### TASK INSTRUCTIONS
Rewrite the listing with "FARGO" replaced by "HECTOR" wherever it occurs, keeping all else unchanged.

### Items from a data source

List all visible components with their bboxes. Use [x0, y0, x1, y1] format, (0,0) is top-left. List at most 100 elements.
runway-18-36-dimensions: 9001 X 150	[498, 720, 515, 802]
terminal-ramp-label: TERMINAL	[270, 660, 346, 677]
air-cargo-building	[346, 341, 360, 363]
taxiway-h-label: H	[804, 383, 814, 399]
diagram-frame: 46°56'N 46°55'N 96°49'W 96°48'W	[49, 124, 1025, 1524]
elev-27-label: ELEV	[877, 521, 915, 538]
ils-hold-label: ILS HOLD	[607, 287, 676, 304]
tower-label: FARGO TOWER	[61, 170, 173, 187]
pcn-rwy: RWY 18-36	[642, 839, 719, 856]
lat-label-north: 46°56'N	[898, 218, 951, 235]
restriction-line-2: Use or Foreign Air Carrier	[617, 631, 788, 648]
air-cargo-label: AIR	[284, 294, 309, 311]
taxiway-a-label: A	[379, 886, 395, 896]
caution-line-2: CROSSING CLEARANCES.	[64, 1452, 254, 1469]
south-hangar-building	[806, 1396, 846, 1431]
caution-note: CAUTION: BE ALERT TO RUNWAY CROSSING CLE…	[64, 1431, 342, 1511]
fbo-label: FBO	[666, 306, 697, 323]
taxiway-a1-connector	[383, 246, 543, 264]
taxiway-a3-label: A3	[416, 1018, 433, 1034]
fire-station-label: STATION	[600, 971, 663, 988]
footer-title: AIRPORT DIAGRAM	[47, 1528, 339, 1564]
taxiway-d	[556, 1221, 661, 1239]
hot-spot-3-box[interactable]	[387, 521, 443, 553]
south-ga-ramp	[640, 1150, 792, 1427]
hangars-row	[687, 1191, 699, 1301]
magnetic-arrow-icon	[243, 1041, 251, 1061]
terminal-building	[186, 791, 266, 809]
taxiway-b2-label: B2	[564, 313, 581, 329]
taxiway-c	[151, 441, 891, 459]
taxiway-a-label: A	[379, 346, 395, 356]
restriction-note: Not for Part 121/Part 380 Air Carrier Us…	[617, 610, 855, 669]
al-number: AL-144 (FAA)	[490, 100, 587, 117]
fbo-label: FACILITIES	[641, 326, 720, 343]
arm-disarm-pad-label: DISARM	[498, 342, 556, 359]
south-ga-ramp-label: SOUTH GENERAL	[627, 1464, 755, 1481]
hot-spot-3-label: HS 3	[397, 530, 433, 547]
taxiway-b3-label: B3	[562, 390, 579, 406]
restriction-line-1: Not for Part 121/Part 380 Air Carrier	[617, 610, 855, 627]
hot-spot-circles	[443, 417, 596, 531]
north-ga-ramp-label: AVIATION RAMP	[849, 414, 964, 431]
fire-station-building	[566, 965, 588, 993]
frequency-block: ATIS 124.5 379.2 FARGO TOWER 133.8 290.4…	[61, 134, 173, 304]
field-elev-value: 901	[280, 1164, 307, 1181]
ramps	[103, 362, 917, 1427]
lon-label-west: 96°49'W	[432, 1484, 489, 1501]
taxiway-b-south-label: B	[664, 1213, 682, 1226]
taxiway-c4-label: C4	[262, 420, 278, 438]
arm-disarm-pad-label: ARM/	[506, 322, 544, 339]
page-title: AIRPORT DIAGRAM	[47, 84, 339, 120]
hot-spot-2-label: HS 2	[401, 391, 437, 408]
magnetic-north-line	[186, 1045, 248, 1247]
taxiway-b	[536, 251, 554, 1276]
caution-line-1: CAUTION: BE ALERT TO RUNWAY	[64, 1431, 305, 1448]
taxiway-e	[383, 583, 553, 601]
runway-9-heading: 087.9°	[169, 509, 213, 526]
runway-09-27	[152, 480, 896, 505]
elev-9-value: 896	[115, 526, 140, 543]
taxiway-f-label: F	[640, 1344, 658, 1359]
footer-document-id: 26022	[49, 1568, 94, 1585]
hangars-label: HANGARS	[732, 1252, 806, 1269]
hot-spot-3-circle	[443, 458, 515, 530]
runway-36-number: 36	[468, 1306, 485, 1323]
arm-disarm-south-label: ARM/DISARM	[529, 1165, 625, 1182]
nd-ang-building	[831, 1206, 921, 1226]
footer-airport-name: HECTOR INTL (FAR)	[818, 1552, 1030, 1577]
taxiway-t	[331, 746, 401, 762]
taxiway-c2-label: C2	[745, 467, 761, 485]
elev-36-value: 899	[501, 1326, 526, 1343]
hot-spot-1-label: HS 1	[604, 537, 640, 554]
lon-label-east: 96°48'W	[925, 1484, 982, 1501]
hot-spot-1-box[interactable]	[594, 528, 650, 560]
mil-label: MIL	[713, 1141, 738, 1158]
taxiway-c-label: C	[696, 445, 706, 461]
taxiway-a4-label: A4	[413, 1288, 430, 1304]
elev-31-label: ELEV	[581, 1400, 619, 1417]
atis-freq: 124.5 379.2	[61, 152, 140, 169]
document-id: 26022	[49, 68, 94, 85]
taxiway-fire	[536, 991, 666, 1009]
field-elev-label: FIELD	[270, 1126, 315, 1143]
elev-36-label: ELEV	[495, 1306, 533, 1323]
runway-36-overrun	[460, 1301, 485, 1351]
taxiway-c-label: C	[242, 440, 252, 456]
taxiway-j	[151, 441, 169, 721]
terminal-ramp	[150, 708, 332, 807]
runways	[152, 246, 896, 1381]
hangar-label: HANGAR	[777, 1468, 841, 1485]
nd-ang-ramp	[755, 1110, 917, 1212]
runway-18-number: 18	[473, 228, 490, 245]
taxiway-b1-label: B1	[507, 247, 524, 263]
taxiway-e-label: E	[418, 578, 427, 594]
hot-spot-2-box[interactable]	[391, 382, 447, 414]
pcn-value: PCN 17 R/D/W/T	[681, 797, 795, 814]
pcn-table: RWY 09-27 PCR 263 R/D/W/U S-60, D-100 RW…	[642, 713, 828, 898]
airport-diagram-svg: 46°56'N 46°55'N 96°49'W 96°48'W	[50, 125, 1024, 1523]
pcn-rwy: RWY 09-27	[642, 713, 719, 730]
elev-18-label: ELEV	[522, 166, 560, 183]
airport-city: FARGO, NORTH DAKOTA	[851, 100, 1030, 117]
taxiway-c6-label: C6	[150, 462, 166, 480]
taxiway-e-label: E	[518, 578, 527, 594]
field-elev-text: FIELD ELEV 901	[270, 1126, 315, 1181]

### SOLUTION TO THE PROBLEM
List all visible components with their bboxes. Use [x0, y0, x1, y1] format, (0,0) is top-left. List at most 100 elements.
runway-18-36-dimensions: 9001 X 150	[498, 720, 515, 802]
terminal-ramp-label: TERMINAL	[270, 660, 346, 677]
air-cargo-building	[346, 341, 360, 363]
taxiway-h-label: H	[804, 383, 814, 399]
diagram-frame: 46°56'N 46°55'N 96°49'W 96°48'W	[49, 124, 1025, 1524]
elev-27-label: ELEV	[877, 521, 915, 538]
ils-hold-label: ILS HOLD	[607, 287, 676, 304]
tower-label: HECTOR TOWER	[61, 170, 173, 187]
pcn-rwy: RWY 18-36	[642, 839, 719, 856]
lat-label-north: 46°56'N	[898, 218, 951, 235]
restriction-line-2: Use or Foreign Air Carrier	[617, 631, 788, 648]
air-cargo-label: AIR	[284, 294, 309, 311]
taxiway-a-label: A	[379, 886, 395, 896]
caution-line-2: CROSSING CLEARANCES.	[64, 1452, 254, 1469]
south-hangar-building	[806, 1396, 846, 1431]
caution-note: CAUTION: BE ALERT TO RUNWAY CROSSING CLE…	[64, 1431, 342, 1511]
fbo-label: FBO	[666, 306, 697, 323]
taxiway-a1-connector	[383, 246, 543, 264]
taxiway-a3-label: A3	[416, 1018, 433, 1034]
fire-station-label: STATION	[600, 971, 663, 988]
footer-title: AIRPORT DIAGRAM	[47, 1528, 339, 1564]
taxiway-d	[556, 1221, 661, 1239]
hot-spot-3-box[interactable]	[387, 521, 443, 553]
south-ga-ramp	[640, 1150, 792, 1427]
hangars-row	[687, 1191, 699, 1301]
magnetic-arrow-icon	[243, 1041, 251, 1061]
terminal-building	[186, 791, 266, 809]
taxiway-b2-label: B2	[564, 313, 581, 329]
taxiway-c	[151, 441, 891, 459]
taxiway-a-label: A	[379, 346, 395, 356]
restriction-note: Not for Part 121/Part 380 Air Carrier Us…	[617, 610, 855, 669]
al-number: AL-144 (FAA)	[490, 100, 587, 117]
fbo-label: FACILITIES	[641, 326, 720, 343]
arm-disarm-pad-label: DISARM	[498, 342, 556, 359]
south-ga-ramp-label: SOUTH GENERAL	[627, 1464, 755, 1481]
hot-spot-3-label: HS 3	[397, 530, 433, 547]
taxiway-b3-label: B3	[562, 390, 579, 406]
restriction-line-1: Not for Part 121/Part 380 Air Carrier	[617, 610, 855, 627]
hot-spot-circles	[443, 417, 596, 531]
north-ga-ramp-label: AVIATION RAMP	[849, 414, 964, 431]
fire-station-building	[566, 965, 588, 993]
frequency-block: ATIS 124.5 379.2 HECTOR TOWER 133.8 290.4…	[61, 134, 173, 304]
field-elev-value: 901	[280, 1164, 307, 1181]
ramps	[103, 362, 917, 1427]
lon-label-west: 96°49'W	[432, 1484, 489, 1501]
taxiway-b-south-label: B	[664, 1213, 682, 1226]
taxiway-c4-label: C4	[262, 420, 278, 438]
arm-disarm-pad-label: ARM/	[506, 322, 544, 339]
page-title: AIRPORT DIAGRAM	[47, 84, 339, 120]
hot-spot-2-label: HS 2	[401, 391, 437, 408]
magnetic-north-line	[186, 1045, 248, 1247]
taxiway-b	[536, 251, 554, 1276]
caution-line-1: CAUTION: BE ALERT TO RUNWAY	[64, 1431, 305, 1448]
taxiway-e	[383, 583, 553, 601]
runway-9-heading: 087.9°	[169, 509, 213, 526]
runway-09-27	[152, 480, 896, 505]
elev-9-value: 896	[115, 526, 140, 543]
taxiway-f-label: F	[640, 1344, 658, 1359]
footer-document-id: 26022	[49, 1568, 94, 1585]
hangars-label: HANGARS	[732, 1252, 806, 1269]
hot-spot-3-circle	[443, 458, 515, 530]
runway-36-number: 36	[468, 1306, 485, 1323]
arm-disarm-south-label: ARM/DISARM	[529, 1165, 625, 1182]
nd-ang-building	[831, 1206, 921, 1226]
footer-airport-name: HECTOR INTL (FAR)	[818, 1552, 1030, 1577]
taxiway-t	[331, 746, 401, 762]
taxiway-c2-label: C2	[745, 467, 761, 485]
elev-36-value: 899	[501, 1326, 526, 1343]
hot-spot-1-label: HS 1	[604, 537, 640, 554]
lon-label-east: 96°48'W	[925, 1484, 982, 1501]
hot-spot-1-box[interactable]	[594, 528, 650, 560]
mil-label: MIL	[713, 1141, 738, 1158]
taxiway-c-label: C	[696, 445, 706, 461]
taxiway-a4-label: A4	[413, 1288, 430, 1304]
elev-31-label: ELEV	[581, 1400, 619, 1417]
atis-freq: 124.5 379.2	[61, 152, 140, 169]
document-id: 26022	[49, 68, 94, 85]
taxiway-fire	[536, 991, 666, 1009]
field-elev-label: FIELD	[270, 1126, 315, 1143]
elev-36-label: ELEV	[495, 1306, 533, 1323]
runway-36-overrun	[460, 1301, 485, 1351]
taxiway-c-label: C	[242, 440, 252, 456]
taxiway-j	[151, 441, 169, 721]
terminal-ramp	[150, 708, 332, 807]
runways	[152, 246, 896, 1381]
hangar-label: HANGAR	[777, 1468, 841, 1485]
nd-ang-ramp	[755, 1110, 917, 1212]
runway-18-number: 18	[473, 228, 490, 245]
taxiway-b1-label: B1	[507, 247, 524, 263]
taxiway-e-label: E	[418, 578, 427, 594]
hot-spot-2-box[interactable]	[391, 382, 447, 414]
pcn-value: PCN 17 R/D/W/T	[681, 797, 795, 814]
pcn-table: RWY 09-27 PCR 263 R/D/W/U S-60, D-100 RW…	[642, 713, 828, 898]
airport-diagram-svg: 46°56'N 46°55'N 96°49'W 96°48'W	[50, 125, 1024, 1523]
pcn-rwy: RWY 09-27	[642, 713, 719, 730]
elev-18-label: ELEV	[522, 166, 560, 183]
airport-city: HECTOR, NORTH DAKOTA	[851, 100, 1030, 117]
taxiway-c6-label: C6	[150, 462, 166, 480]
taxiway-e-label: E	[518, 578, 527, 594]
field-elev-text: FIELD ELEV 901	[270, 1126, 315, 1181]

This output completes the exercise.